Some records

▬▬▬▬▬▬▬▬▬▬

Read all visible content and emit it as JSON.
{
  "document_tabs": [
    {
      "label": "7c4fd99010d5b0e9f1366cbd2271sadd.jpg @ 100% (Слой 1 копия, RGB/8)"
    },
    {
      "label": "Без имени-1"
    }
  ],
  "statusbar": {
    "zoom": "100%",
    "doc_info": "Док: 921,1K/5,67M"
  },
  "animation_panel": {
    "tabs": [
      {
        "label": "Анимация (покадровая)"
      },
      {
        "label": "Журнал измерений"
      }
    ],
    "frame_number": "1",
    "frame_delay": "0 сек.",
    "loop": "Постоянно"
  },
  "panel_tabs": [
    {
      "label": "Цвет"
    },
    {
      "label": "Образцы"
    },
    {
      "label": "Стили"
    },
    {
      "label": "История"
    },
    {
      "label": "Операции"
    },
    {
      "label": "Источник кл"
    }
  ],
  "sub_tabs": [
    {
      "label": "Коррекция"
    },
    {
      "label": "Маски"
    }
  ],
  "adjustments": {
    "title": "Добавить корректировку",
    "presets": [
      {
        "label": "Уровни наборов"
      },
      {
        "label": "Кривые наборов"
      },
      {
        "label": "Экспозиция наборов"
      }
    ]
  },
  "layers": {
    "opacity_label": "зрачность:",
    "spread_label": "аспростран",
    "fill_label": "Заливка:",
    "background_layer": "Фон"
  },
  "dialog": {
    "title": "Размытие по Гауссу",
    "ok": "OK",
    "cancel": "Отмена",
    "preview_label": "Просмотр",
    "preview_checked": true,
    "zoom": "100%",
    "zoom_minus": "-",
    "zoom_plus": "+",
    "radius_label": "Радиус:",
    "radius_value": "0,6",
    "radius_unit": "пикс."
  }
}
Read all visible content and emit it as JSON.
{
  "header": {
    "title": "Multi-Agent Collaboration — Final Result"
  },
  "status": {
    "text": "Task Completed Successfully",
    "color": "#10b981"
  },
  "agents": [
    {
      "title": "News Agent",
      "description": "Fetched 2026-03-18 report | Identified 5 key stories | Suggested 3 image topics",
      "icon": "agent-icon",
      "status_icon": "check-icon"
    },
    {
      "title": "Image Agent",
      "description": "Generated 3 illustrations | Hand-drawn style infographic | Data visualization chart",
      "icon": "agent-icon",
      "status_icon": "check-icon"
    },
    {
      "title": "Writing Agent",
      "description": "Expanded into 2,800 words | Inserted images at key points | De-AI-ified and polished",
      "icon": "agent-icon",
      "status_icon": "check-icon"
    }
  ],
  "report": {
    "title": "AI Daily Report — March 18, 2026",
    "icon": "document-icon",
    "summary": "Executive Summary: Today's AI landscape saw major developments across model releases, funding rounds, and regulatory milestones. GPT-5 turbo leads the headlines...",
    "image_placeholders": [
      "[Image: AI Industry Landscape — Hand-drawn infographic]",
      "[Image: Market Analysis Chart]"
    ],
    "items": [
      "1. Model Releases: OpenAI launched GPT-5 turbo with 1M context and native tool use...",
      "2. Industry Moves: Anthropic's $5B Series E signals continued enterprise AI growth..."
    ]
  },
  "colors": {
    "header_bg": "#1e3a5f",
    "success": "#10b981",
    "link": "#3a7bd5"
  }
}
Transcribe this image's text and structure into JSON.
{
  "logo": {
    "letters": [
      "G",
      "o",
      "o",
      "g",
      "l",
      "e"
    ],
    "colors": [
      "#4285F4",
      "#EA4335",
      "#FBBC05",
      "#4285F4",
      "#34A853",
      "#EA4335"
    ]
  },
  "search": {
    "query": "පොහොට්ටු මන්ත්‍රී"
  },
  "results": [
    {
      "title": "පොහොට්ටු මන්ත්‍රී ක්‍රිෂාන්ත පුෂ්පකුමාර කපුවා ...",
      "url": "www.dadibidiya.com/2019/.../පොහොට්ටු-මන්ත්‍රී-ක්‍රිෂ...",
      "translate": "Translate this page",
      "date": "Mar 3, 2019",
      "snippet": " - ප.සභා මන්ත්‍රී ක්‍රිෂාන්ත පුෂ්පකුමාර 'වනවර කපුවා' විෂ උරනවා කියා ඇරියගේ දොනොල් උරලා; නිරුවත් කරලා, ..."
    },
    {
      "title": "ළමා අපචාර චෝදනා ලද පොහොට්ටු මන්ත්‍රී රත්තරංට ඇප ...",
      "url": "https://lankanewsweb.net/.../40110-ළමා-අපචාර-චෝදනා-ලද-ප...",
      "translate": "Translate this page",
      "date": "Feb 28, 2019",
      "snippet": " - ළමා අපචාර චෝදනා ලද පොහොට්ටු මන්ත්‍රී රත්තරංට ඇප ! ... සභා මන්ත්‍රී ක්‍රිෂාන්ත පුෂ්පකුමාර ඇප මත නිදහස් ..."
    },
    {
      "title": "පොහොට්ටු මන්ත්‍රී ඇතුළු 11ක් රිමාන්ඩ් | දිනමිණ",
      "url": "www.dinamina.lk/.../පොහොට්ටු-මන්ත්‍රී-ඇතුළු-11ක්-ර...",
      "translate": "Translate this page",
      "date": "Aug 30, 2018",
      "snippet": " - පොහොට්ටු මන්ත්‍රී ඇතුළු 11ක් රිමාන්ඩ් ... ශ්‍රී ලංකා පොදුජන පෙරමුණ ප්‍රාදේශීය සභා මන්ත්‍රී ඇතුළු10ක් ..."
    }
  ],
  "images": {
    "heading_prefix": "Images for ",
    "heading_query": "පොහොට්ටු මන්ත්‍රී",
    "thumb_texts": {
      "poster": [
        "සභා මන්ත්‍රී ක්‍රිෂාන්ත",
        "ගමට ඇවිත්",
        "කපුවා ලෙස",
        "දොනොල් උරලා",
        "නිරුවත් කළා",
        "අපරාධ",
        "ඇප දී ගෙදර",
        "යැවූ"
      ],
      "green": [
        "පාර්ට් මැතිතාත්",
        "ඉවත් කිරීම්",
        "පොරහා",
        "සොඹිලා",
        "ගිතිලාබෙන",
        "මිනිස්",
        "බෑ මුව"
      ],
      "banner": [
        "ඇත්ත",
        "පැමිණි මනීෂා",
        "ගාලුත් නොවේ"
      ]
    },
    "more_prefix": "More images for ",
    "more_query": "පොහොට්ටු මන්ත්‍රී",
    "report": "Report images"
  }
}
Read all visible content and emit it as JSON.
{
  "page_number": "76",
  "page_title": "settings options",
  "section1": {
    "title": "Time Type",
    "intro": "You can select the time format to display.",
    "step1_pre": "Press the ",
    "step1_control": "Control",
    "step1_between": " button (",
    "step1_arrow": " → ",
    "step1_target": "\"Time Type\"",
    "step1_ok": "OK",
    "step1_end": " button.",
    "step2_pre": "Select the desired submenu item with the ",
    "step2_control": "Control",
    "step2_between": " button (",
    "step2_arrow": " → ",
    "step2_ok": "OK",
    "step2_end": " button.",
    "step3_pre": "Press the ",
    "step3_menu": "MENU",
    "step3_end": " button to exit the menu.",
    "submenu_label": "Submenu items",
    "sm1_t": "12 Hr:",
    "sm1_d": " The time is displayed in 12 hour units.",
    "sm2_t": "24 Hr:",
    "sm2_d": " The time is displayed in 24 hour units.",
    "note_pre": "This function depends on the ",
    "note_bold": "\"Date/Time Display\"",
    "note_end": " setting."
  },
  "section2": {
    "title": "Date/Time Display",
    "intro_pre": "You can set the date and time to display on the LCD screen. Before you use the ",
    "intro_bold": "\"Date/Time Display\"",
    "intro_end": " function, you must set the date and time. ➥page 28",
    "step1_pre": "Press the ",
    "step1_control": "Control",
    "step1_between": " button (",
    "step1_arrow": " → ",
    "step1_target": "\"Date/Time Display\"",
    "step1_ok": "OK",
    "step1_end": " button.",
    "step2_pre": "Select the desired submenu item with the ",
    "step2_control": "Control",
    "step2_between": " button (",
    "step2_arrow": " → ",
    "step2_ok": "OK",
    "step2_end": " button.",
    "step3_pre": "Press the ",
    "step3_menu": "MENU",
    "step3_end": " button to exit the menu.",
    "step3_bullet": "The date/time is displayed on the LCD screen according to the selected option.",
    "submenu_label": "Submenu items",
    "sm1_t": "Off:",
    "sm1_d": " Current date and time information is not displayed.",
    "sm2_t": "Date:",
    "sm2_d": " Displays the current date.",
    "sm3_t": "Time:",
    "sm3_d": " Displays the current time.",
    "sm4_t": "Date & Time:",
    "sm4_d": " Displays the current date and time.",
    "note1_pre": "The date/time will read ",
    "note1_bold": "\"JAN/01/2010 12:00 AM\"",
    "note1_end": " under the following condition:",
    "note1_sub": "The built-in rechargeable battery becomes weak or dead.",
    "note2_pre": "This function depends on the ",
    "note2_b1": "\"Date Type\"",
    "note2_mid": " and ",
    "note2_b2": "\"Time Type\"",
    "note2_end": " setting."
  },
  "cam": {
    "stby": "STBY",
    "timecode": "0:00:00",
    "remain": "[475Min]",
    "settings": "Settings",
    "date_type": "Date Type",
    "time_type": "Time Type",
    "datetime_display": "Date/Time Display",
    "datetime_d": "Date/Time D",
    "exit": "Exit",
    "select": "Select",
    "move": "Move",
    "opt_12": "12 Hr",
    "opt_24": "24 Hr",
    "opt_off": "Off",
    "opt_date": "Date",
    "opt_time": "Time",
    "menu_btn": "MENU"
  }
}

▬▬▬▬▬▬▬▬▬▬

## Task prompt:
Find and copy each line above that includes the string "infographic".

## Task response:
      "description": "Generated 3 illustrations | Hand-drawn style infographic | Data visualization chart",
      "[Image: AI Industry Landscape — Hand-drawn infographic]",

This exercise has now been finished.